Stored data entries
########################################
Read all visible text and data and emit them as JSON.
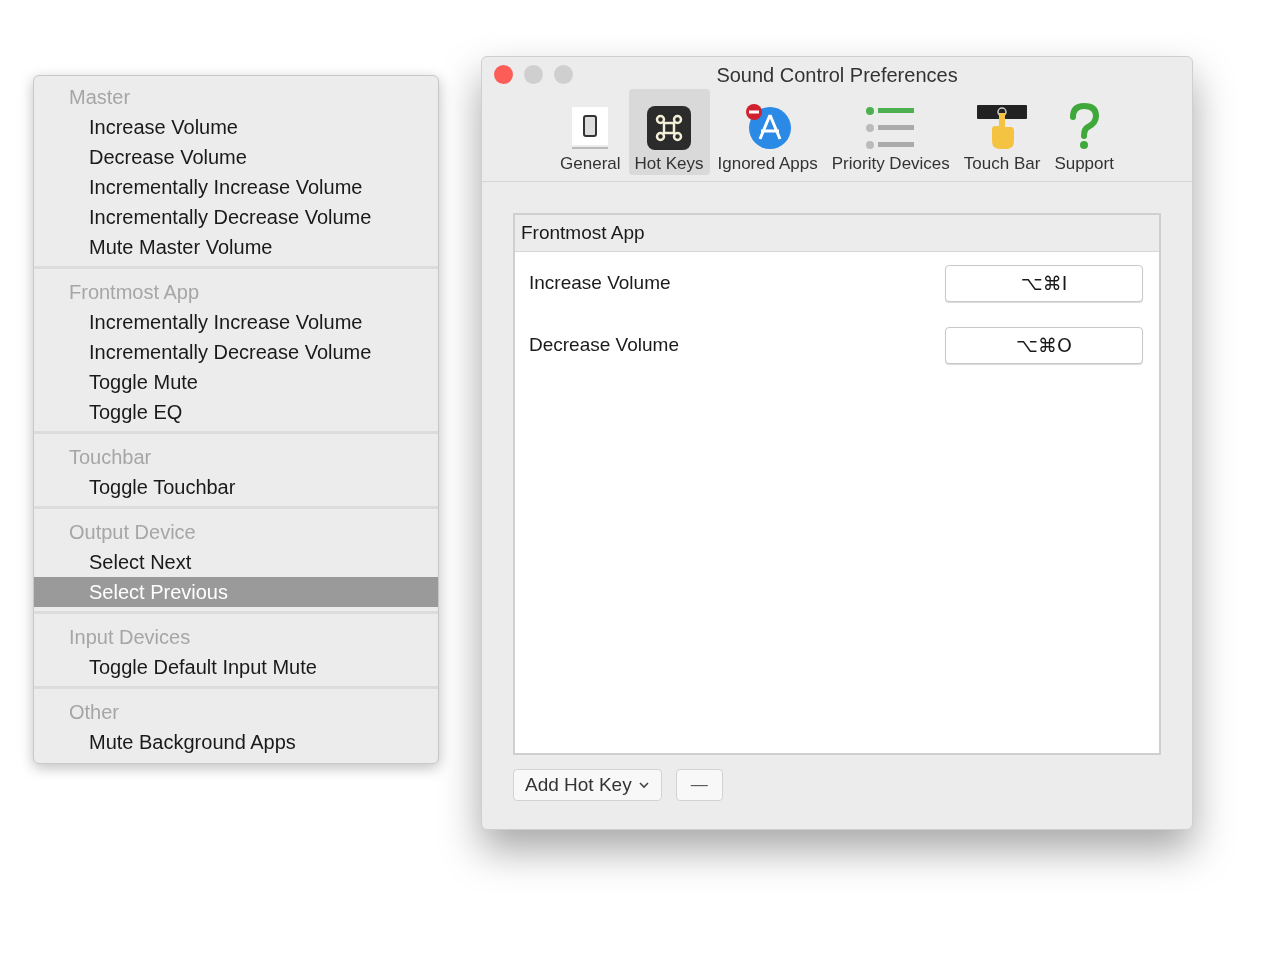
{
  "menu": {
    "sections": [
      {
        "header": "Master",
        "items": [
          {
            "label": "Increase Volume",
            "selected": false
          },
          {
            "label": "Decrease Volume",
            "selected": false
          },
          {
            "label": "Incrementally Increase Volume",
            "selected": false
          },
          {
            "label": "Incrementally Decrease Volume",
            "selected": false
          },
          {
            "label": "Mute Master Volume",
            "selected": false
          }
        ]
      },
      {
        "header": "Frontmost App",
        "items": [
          {
            "label": "Incrementally Increase Volume",
            "selected": false
          },
          {
            "label": "Incrementally Decrease Volume",
            "selected": false
          },
          {
            "label": "Toggle Mute",
            "selected": false
          },
          {
            "label": "Toggle EQ",
            "selected": false
          }
        ]
      },
      {
        "header": "Touchbar",
        "items": [
          {
            "label": "Toggle Touchbar",
            "selected": false
          }
        ]
      },
      {
        "header": "Output Device",
        "items": [
          {
            "label": "Select Next",
            "selected": false
          },
          {
            "label": "Select Previous",
            "selected": true
          }
        ]
      },
      {
        "header": "Input Devices",
        "items": [
          {
            "label": "Toggle Default Input Mute",
            "selected": false
          }
        ]
      },
      {
        "header": "Other",
        "items": [
          {
            "label": "Mute Background Apps",
            "selected": false
          }
        ]
      }
    ]
  },
  "window": {
    "title": "Sound Control Preferences",
    "tabs": [
      {
        "label": "General",
        "kind": "switch",
        "selected": false
      },
      {
        "label": "Hot Keys",
        "kind": "command",
        "selected": true
      },
      {
        "label": "Ignored Apps",
        "kind": "appstore",
        "selected": false
      },
      {
        "label": "Priority Devices",
        "kind": "list",
        "selected": false
      },
      {
        "label": "Touch Bar",
        "kind": "touchbar",
        "selected": false
      },
      {
        "label": "Support",
        "kind": "question",
        "selected": false
      }
    ],
    "table": {
      "header": "Frontmost App",
      "rows": [
        {
          "action": "Increase Volume",
          "shortcut": "⌥⌘I"
        },
        {
          "action": "Decrease Volume",
          "shortcut": "⌥⌘O"
        }
      ]
    },
    "add_button": "Add Hot Key",
    "remove_button": "—"
  }
}
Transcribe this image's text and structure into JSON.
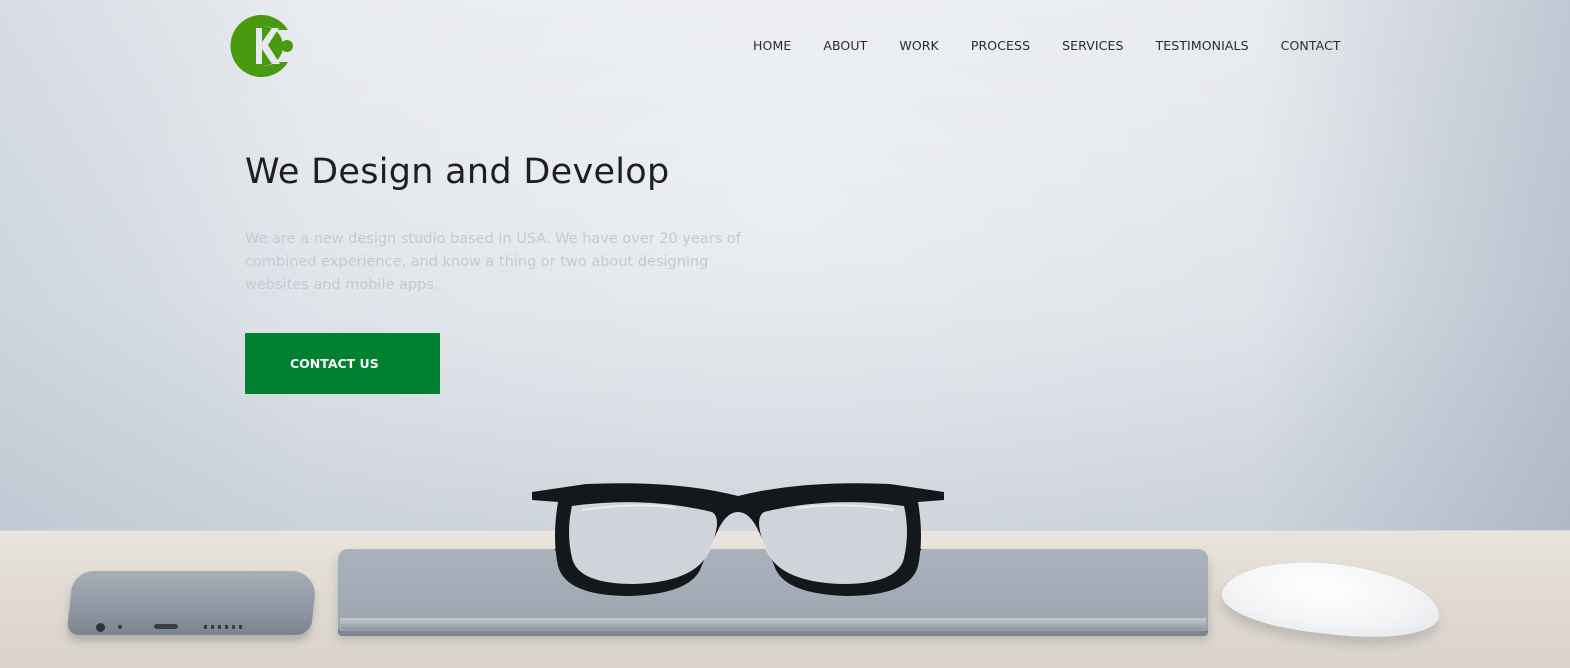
{
  "brand": {
    "logo_icon": "ck-logo-icon",
    "logo_color": "#4a9a10"
  },
  "nav": {
    "items": [
      {
        "label": "HOME"
      },
      {
        "label": "ABOUT"
      },
      {
        "label": "WORK"
      },
      {
        "label": "PROCESS"
      },
      {
        "label": "SERVICES"
      },
      {
        "label": "TESTIMONIALS"
      },
      {
        "label": "CONTACT"
      }
    ]
  },
  "hero": {
    "title": "We Design and Develop",
    "description": "We are a new design studio based in USA. We have over 20 years of combined experience, and know a thing or two about designing websites and mobile apps.",
    "cta_label": "CONTACT US",
    "cta_color": "#008030",
    "background_image": "desk-with-glasses-laptop-phone-mouse"
  }
}
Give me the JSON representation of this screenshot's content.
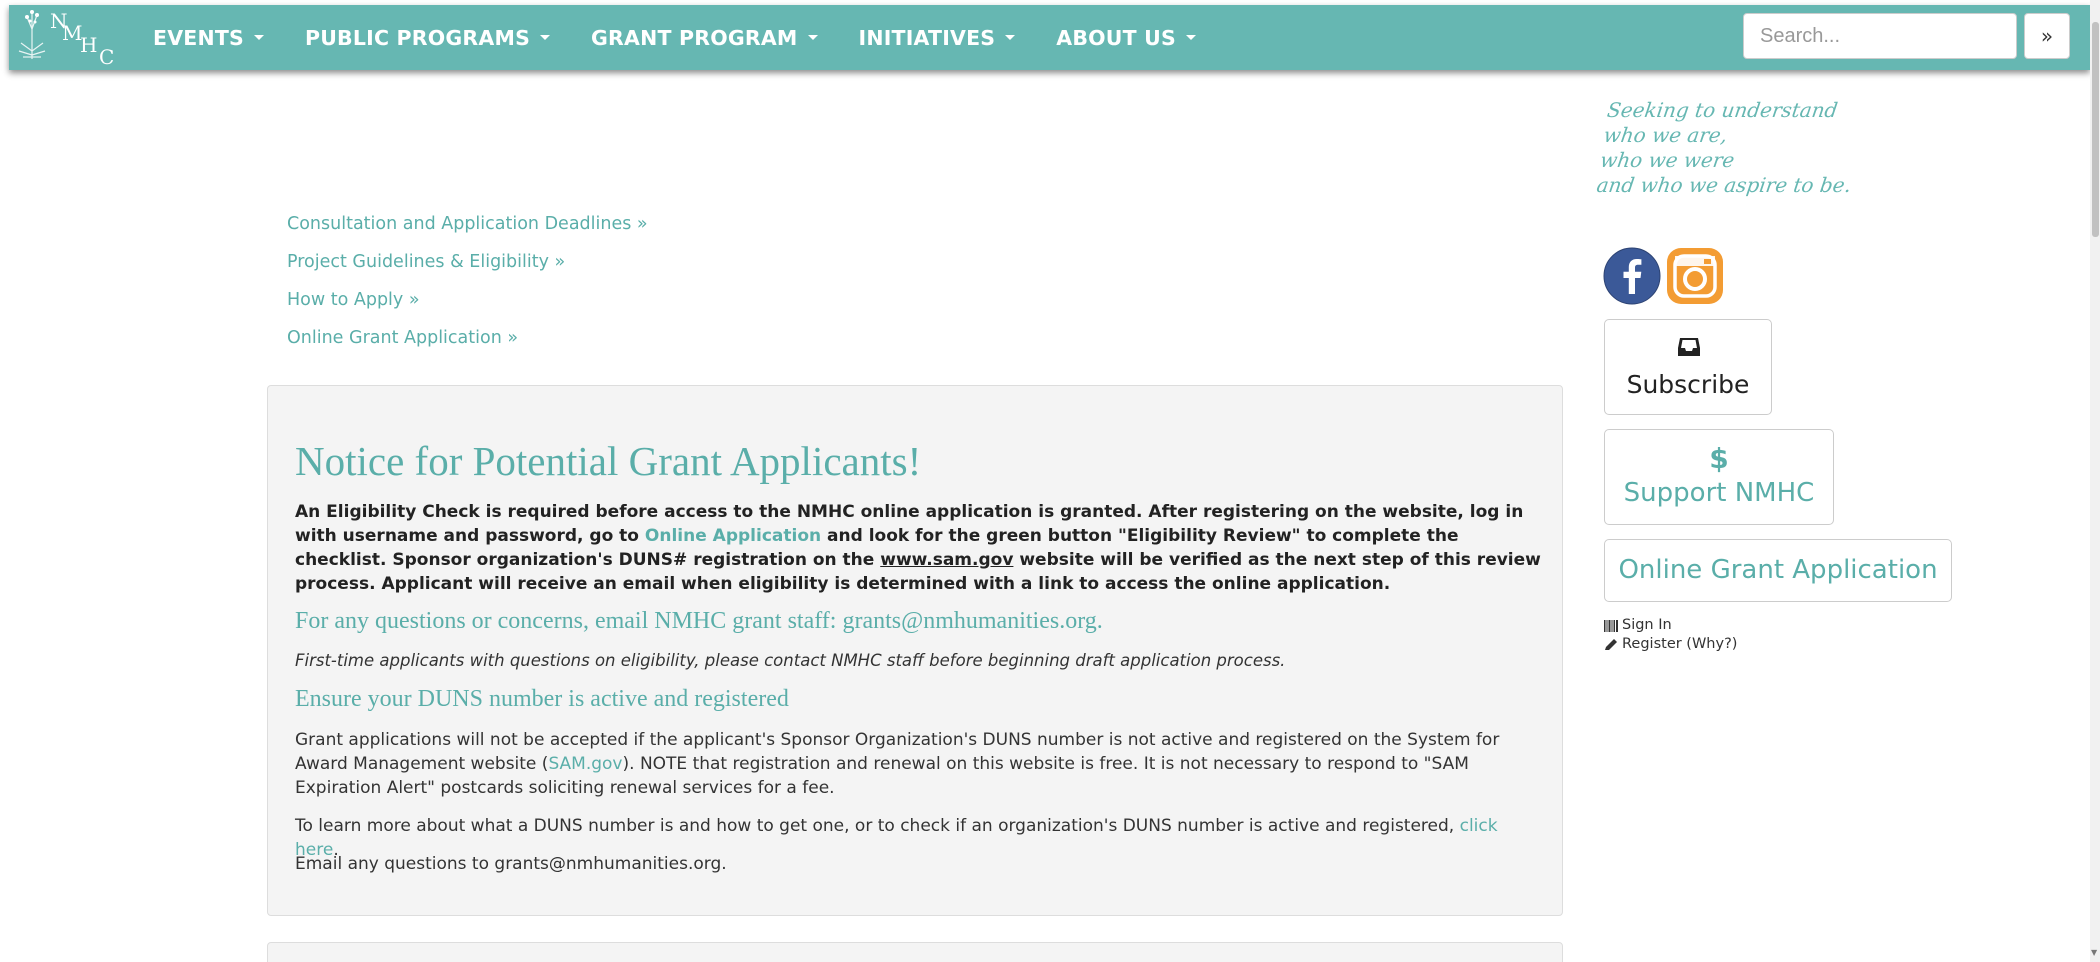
{
  "nav": {
    "logo_letters": [
      "N",
      "M",
      "H",
      "C"
    ],
    "menu": [
      {
        "label": "EVENTS"
      },
      {
        "label": "PUBLIC PROGRAMS"
      },
      {
        "label": "GRANT PROGRAM"
      },
      {
        "label": "INITIATIVES"
      },
      {
        "label": "ABOUT US"
      }
    ],
    "search_placeholder": "Search...",
    "search_button": "»"
  },
  "quick_links": [
    {
      "label": "Consultation and Application Deadlines »"
    },
    {
      "label": "Project Guidelines & Eligibility »"
    },
    {
      "label": "How to Apply »"
    },
    {
      "label": "Online Grant Application »"
    }
  ],
  "notice": {
    "title": "Notice for Potential Grant Applicants!",
    "eligibility": {
      "part1": "An Eligibility Check is required before access to the NMHC online application is granted.  After registering on the website, log in with username and password, go to ",
      "link": "Online Application",
      "part2": " and look for the green button \"Eligibility Review\" to complete the checklist. Sponsor organization's DUNS# registration on the ",
      "site": "www.sam.gov",
      "part3": " website will be verified as the next step of this review process. Applicant will receive an email when eligibility is determined with a link to access the online application."
    },
    "questions": "For any questions or concerns, email NMHC grant staff:  grants@nmhumanities.org.",
    "first_time": "First-time applicants with questions on eligibility, please contact NMHC staff before beginning draft application process.",
    "duns_heading": "Ensure your DUNS number is active and registered",
    "duns_para": {
      "part1": "Grant applications will not be accepted if the applicant's Sponsor Organization's DUNS number is not active and registered on the System for Award Management website (",
      "link": "SAM.gov",
      "part2": ").  NOTE that registration and renewal on this website is free.  It is not necessary to respond to \"SAM Expiration Alert\" postcards soliciting renewal services for a fee."
    },
    "learn_more": {
      "part1": "To learn more about what a DUNS number is and how to get one, or to check if an organization's DUNS number is active and registered, ",
      "link": "click here",
      "part2": "."
    },
    "email_line": "Email any questions to grants@nmhumanities.org."
  },
  "sidebar": {
    "tagline": [
      "Seeking to understand",
      "who we are,",
      "who we were",
      "and who we aspire to be."
    ],
    "subscribe": "Subscribe",
    "support_symbol": "$",
    "support": "Support NMHC",
    "online_app": "Online Grant Application",
    "sign_in": "Sign In",
    "register": "Register (Why?)"
  },
  "colors": {
    "brand_teal": "#66b7b2",
    "link_teal": "#5aaea9",
    "facebook": "#3b5998",
    "instagram": "#f39c33"
  }
}
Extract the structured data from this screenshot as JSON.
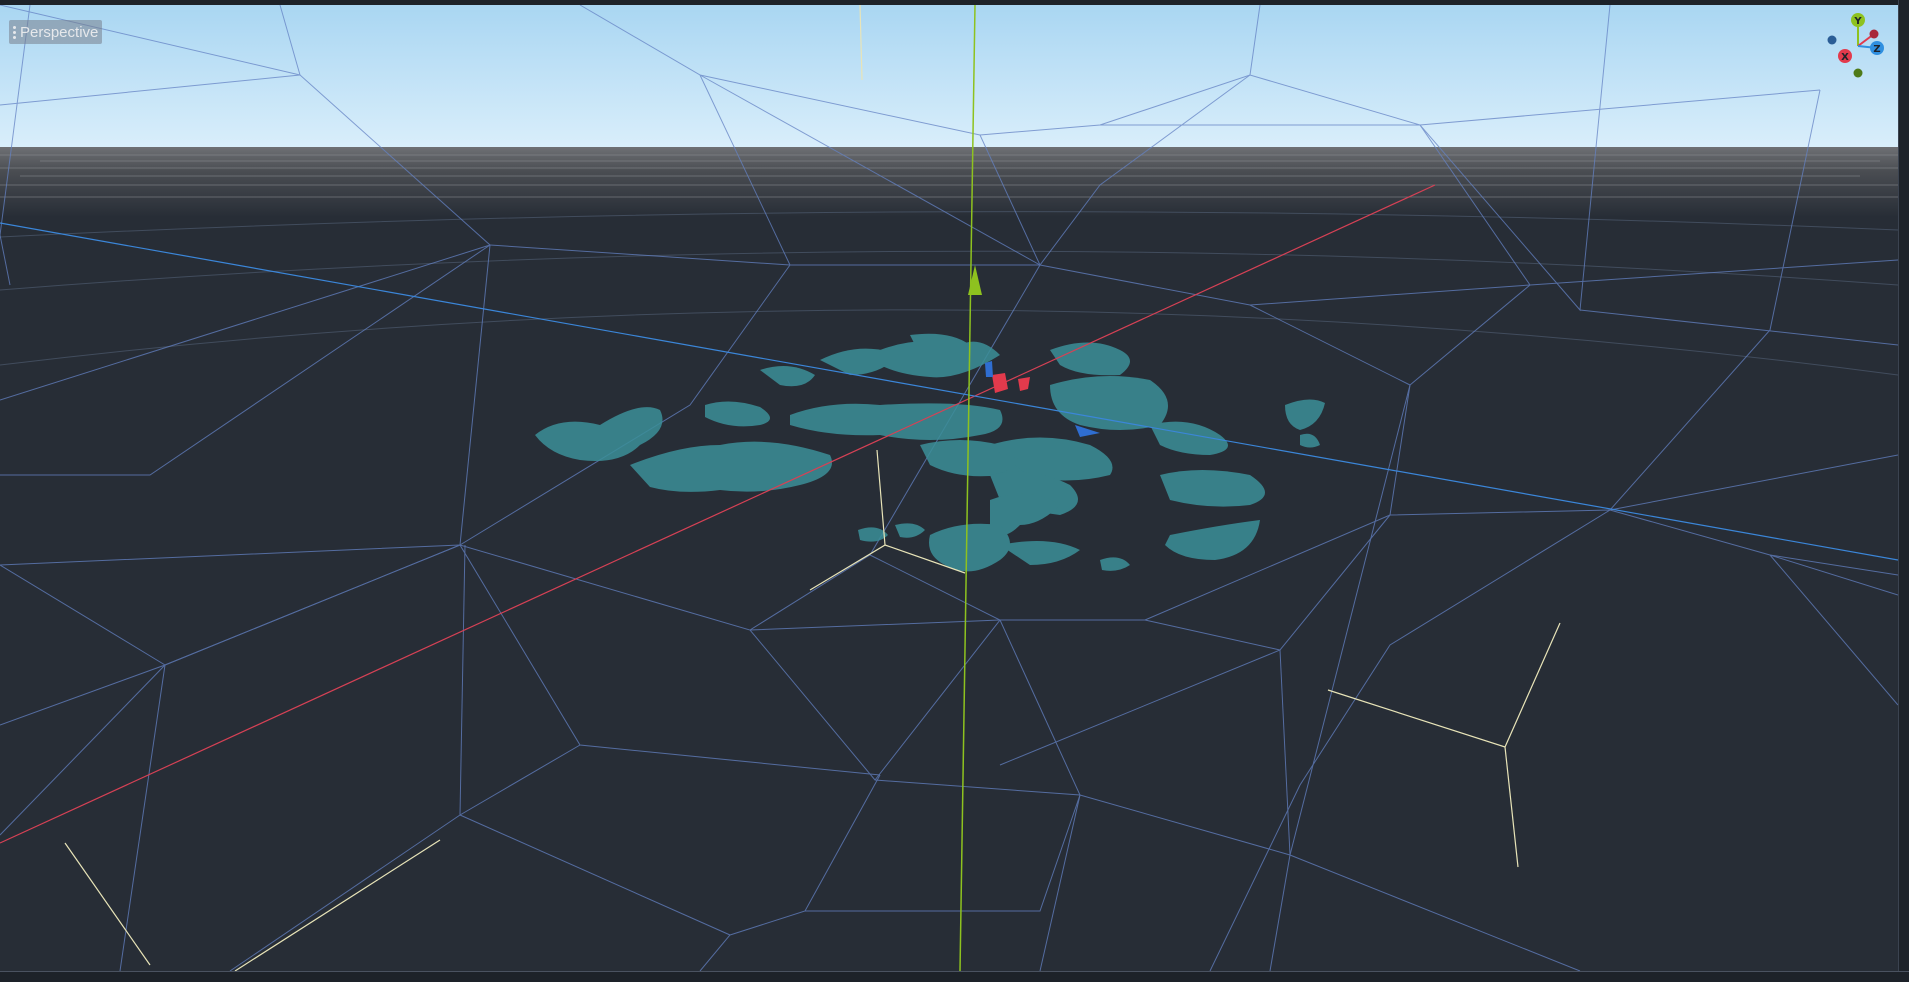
########################################
### Short problem
Omit the pictures and reproduce the listing exactly.

### Correct output
Read all visible text and data and emit them as JSON.
{
  "menu": {
    "sections": [
      {
        "header": "Master",
        "items": [
          {
            "label": "Increase Volume",
            "selected": false
          },
          {
            "label": "Decrease Volume",
            "selected": false
          },
          {
            "label": "Incrementally Increase Volume",
            "selected": false
          },
          {
            "label": "Incrementally Decrease Volume",
            "selected": false
          },
          {
            "label": "Mute Master Volume",
            "selected": false
          }
        ]
      },
      {
        "header": "Frontmost App",
        "items": [
          {
            "label": "Incrementally Increase Volume",
            "selected": false
          },
          {
            "label": "Incrementally Decrease Volume",
            "selected": false
          },
          {
            "label": "Toggle Mute",
            "selected": false
          },
          {
            "label": "Toggle EQ",
            "selected": false
          }
        ]
      },
      {
        "header": "Touchbar",
        "items": [
          {
            "label": "Toggle Touchbar",
            "selected": false
          }
        ]
      },
      {
        "header": "Output Device",
        "items": [
          {
            "label": "Select Next",
            "selected": false
          },
          {
            "label": "Select Previous",
            "selected": true
          }
        ]
      },
      {
        "header": "Input Devices",
        "items": [
          {
            "label": "Toggle Default Input Mute",
            "selected": false
          }
        ]
      },
      {
        "header": "Other",
        "items": [
          {
            "label": "Mute Background Apps",
            "selected": false
          }
        ]
      }
    ]
  },
  "window": {
    "title": "Sound Control Preferences",
    "tabs": [
      {
        "label": "General",
        "kind": "switch",
        "selected": false
      },
      {
        "label": "Hot Keys",
        "kind": "command",
        "selected": true
      },
      {
        "label": "Ignored Apps",
        "kind": "appstore",
        "selected": false
      },
      {
        "label": "Priority Devices",
        "kind": "list",
        "selected": false
      },
      {
        "label": "Touch Bar",
        "kind": "touchbar",
        "selected": false
      },
      {
        "label": "Support",
        "kind": "question",
        "selected": false
      }
    ],
    "table": {
      "header": "Frontmost App",
      "rows": [
        {
          "action": "Increase Volume",
          "shortcut": "⌥⌘I"
        },
        {
          "action": "Decrease Volume",
          "shortcut": "⌥⌘O"
        }
      ]
    },
    "add_button": "Add Hot Key",
    "remove_button": "—"
  }
}
Transcribe this image's text and structure into JSON.
{
  "brand": {
    "logo_icon": "ck-logo-icon",
    "logo_color": "#4a9a10"
  },
  "nav": {
    "items": [
      {
        "label": "HOME"
      },
      {
        "label": "ABOUT"
      },
      {
        "label": "WORK"
      },
      {
        "label": "PROCESS"
      },
      {
        "label": "SERVICES"
      },
      {
        "label": "TESTIMONIALS"
      },
      {
        "label": "CONTACT"
      }
    ]
  },
  "hero": {
    "title": "We Design and Develop",
    "description": "We are a new design studio based in USA. We have over 20 years of combined experience, and know a thing or two about designing websites and mobile apps.",
    "cta_label": "CONTACT US",
    "cta_color": "#008030",
    "background_image": "desk-with-glasses-laptop-phone-mouse"
  }
}
Give me the JSON representation of this screenshot's content.
{
  "nav": {
    "logo_letters": [
      "N",
      "M",
      "H",
      "C"
    ],
    "menu": [
      {
        "label": "EVENTS"
      },
      {
        "label": "PUBLIC PROGRAMS"
      },
      {
        "label": "GRANT PROGRAM"
      },
      {
        "label": "INITIATIVES"
      },
      {
        "label": "ABOUT US"
      }
    ],
    "search_placeholder": "Search...",
    "search_button": "»"
  },
  "quick_links": [
    {
      "label": "Consultation and Application Deadlines »"
    },
    {
      "label": "Project Guidelines & Eligibility »"
    },
    {
      "label": "How to Apply »"
    },
    {
      "label": "Online Grant Application »"
    }
  ],
  "notice": {
    "title": "Notice for Potential Grant Applicants!",
    "eligibility": {
      "part1": "An Eligibility Check is required before access to the NMHC online application is granted.  After registering on the website, log in with username and password, go to ",
      "link": "Online Application",
      "part2": " and look for the green button \"Eligibility Review\" to complete the checklist. Sponsor organization's DUNS# registration on the ",
      "site": "www.sam.gov",
      "part3": " website will be verified as the next step of this review process. Applicant will receive an email when eligibility is determined with a link to access the online application."
    },
    "questions": "For any questions or concerns, email NMHC grant staff:  grants@nmhumanities.org.",
    "first_time": "First-time applicants with questions on eligibility, please contact NMHC staff before beginning draft application process.",
    "duns_heading": "Ensure your DUNS number is active and registered",
    "duns_para": {
      "part1": "Grant applications will not be accepted if the applicant's Sponsor Organization's DUNS number is not active and registered on the System for Award Management website (",
      "link": "SAM.gov",
      "part2": ").  NOTE that registration and renewal on this website is free.  It is not necessary to respond to \"SAM Expiration Alert\" postcards soliciting renewal services for a fee."
    },
    "learn_more": {
      "part1": "To learn more about what a DUNS number is and how to get one, or to check if an organization's DUNS number is active and registered, ",
      "link": "click here",
      "part2": "."
    },
    "email_line": "Email any questions to grants@nmhumanities.org."
  },
  "sidebar": {
    "tagline": [
      "Seeking to understand",
      "who we are,",
      "who we were",
      "and who we aspire to be."
    ],
    "subscribe": "Subscribe",
    "support_symbol": "$",
    "support": "Support NMHC",
    "online_app": "Online Grant Application",
    "sign_in": "Sign In",
    "register": "Register (Why?)"
  },
  "colors": {
    "brand_teal": "#66b7b2",
    "link_teal": "#5aaea9",
    "facebook": "#3b5998",
    "instagram": "#f39c33"
  }
}
Extract the structured data from this screenshot as JSON.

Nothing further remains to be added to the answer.